* Task objective *
Show every line of the records below that contains the word "labels".

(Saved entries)
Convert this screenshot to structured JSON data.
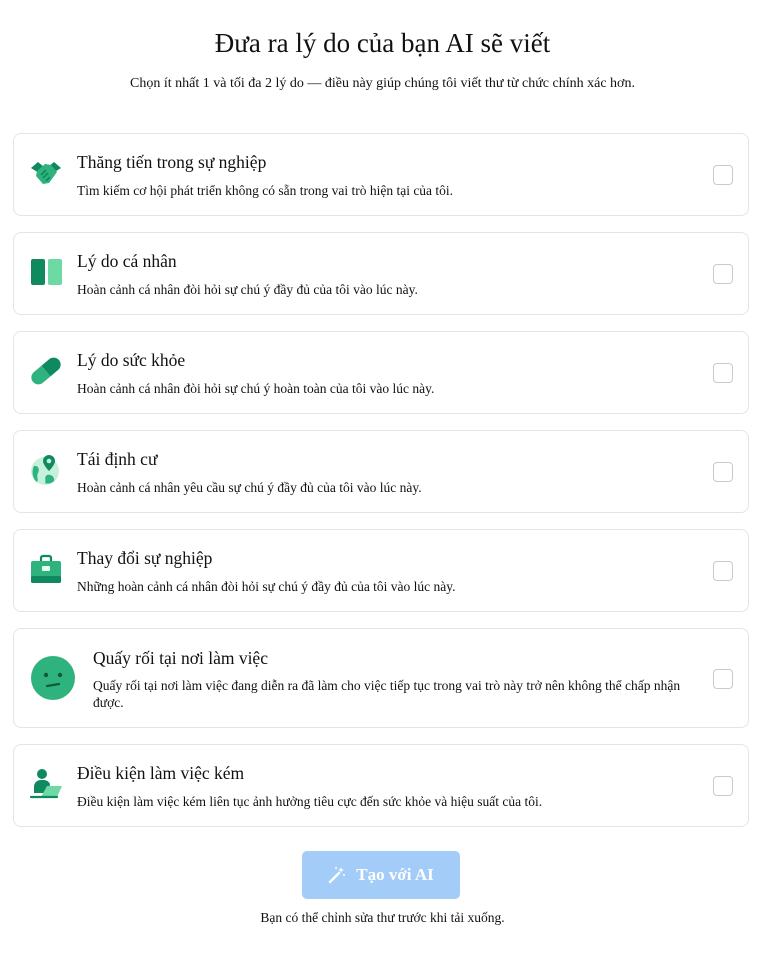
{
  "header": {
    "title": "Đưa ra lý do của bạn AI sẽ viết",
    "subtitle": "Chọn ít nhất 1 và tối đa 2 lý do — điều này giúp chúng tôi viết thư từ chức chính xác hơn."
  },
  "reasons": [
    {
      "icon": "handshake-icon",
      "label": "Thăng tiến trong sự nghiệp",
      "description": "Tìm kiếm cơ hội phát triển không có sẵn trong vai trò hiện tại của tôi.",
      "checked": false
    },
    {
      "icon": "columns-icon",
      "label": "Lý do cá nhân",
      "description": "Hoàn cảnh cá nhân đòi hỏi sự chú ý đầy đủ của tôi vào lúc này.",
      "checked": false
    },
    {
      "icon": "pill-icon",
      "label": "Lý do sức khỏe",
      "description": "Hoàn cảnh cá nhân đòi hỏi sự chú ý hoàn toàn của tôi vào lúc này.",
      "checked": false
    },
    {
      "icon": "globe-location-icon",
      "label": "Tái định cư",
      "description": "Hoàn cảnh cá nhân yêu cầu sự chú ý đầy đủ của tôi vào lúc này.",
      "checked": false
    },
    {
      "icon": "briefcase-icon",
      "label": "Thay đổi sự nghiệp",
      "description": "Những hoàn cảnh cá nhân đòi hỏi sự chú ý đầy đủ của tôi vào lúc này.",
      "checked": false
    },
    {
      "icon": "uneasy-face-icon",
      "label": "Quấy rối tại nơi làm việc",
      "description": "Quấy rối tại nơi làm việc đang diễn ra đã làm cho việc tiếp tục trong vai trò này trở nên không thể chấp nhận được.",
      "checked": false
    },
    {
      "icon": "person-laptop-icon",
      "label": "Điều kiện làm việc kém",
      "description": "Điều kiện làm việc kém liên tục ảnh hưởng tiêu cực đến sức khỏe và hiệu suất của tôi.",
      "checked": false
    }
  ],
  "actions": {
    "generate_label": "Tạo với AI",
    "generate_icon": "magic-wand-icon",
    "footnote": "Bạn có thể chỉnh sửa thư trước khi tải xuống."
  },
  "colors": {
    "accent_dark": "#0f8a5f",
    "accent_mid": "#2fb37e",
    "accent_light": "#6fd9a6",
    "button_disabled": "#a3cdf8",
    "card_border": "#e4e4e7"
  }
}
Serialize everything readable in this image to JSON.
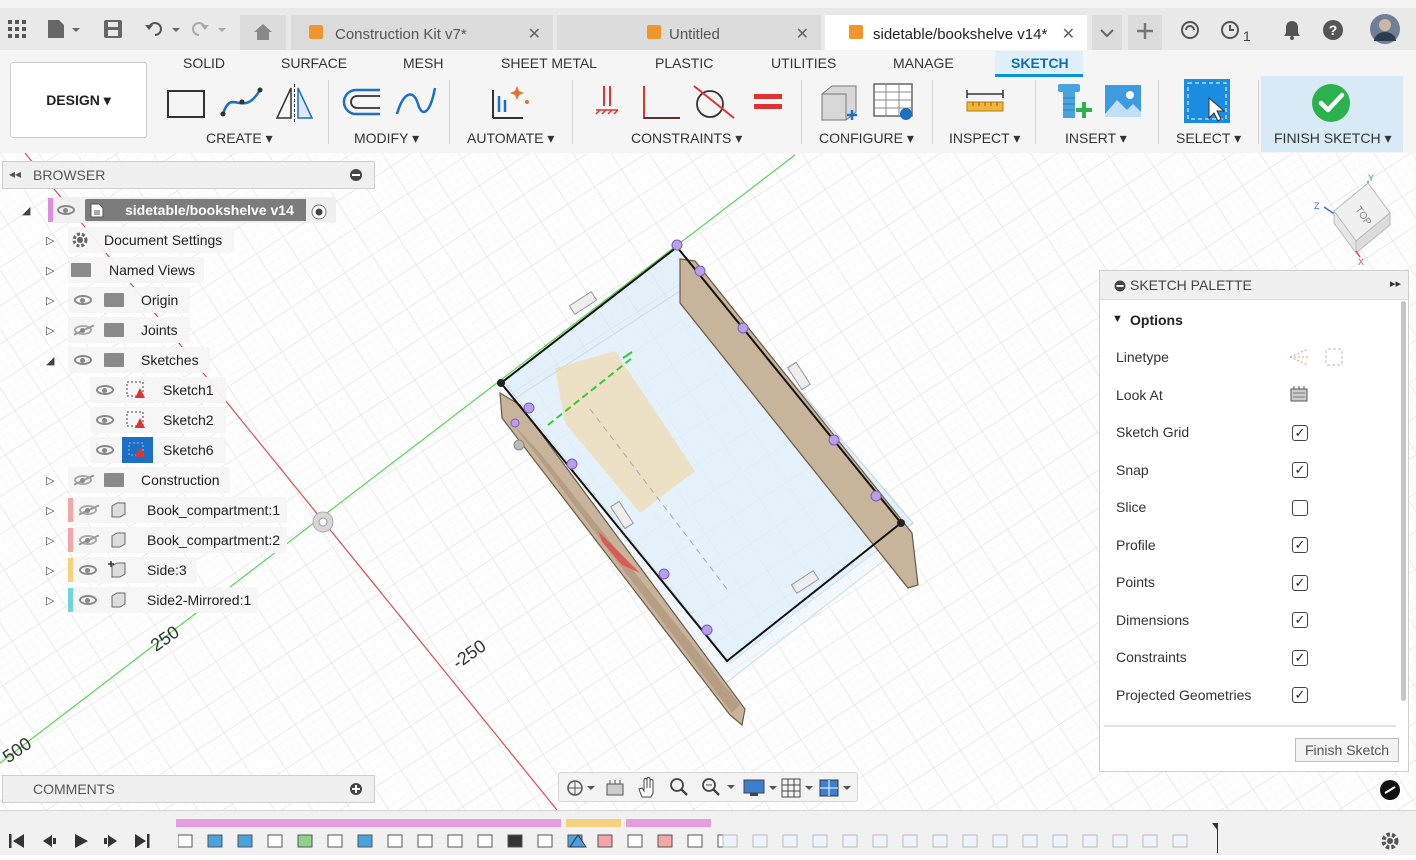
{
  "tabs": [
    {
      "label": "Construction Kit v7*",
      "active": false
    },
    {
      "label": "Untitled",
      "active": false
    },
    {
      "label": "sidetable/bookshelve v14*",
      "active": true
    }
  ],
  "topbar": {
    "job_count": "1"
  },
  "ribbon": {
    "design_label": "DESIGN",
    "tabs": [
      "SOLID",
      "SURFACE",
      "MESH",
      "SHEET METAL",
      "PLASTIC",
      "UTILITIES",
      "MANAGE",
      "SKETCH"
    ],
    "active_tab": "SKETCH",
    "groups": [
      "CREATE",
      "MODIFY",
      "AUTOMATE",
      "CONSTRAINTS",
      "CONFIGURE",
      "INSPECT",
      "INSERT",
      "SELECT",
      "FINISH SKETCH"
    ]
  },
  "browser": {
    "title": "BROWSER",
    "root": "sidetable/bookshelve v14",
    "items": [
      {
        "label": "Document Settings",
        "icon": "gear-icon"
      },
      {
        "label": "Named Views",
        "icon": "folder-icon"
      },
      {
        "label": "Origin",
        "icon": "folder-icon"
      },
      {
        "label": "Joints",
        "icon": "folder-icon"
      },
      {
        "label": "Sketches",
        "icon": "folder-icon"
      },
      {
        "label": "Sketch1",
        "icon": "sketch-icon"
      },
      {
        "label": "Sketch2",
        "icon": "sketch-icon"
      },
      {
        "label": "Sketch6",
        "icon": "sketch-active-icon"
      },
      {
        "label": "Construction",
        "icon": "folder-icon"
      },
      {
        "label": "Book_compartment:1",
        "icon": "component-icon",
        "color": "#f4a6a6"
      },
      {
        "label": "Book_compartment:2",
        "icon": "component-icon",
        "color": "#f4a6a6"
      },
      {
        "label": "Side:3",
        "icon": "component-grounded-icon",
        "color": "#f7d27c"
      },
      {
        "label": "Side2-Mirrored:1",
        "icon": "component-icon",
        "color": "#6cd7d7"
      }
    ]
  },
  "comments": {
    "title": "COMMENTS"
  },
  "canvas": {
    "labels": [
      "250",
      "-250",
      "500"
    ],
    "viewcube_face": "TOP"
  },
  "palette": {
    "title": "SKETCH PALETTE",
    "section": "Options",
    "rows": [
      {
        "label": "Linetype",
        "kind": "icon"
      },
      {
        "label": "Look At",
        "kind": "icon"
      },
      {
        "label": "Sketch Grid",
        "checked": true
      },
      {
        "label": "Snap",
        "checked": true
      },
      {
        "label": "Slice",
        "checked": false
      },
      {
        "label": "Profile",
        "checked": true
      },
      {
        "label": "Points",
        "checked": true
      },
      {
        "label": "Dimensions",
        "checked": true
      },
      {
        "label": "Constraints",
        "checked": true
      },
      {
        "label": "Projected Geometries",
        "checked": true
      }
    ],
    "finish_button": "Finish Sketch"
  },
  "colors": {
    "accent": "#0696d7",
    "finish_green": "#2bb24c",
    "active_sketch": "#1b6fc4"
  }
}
--
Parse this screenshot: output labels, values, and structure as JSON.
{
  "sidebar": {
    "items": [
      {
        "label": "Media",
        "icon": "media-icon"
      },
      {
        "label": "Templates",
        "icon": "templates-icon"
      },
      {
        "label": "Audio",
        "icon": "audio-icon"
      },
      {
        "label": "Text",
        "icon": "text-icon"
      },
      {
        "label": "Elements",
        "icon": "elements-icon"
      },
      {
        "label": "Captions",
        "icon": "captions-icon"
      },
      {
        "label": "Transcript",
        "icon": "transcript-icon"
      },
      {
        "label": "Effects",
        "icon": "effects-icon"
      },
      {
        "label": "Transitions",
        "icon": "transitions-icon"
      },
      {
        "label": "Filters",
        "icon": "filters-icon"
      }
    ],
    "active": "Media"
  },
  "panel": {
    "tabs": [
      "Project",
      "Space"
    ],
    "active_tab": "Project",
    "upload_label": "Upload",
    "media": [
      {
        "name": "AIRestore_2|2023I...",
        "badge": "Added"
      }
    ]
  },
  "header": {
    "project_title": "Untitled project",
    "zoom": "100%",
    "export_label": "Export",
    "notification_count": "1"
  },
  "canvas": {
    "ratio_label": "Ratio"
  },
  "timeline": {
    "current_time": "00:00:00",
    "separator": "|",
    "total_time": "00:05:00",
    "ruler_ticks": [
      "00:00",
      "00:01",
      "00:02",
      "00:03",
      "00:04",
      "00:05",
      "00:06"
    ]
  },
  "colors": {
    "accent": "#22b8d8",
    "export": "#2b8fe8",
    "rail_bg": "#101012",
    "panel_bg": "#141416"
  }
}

* Written reply *
    "labels": [
Parse this screenshot: output labels, values, and structure as JSON.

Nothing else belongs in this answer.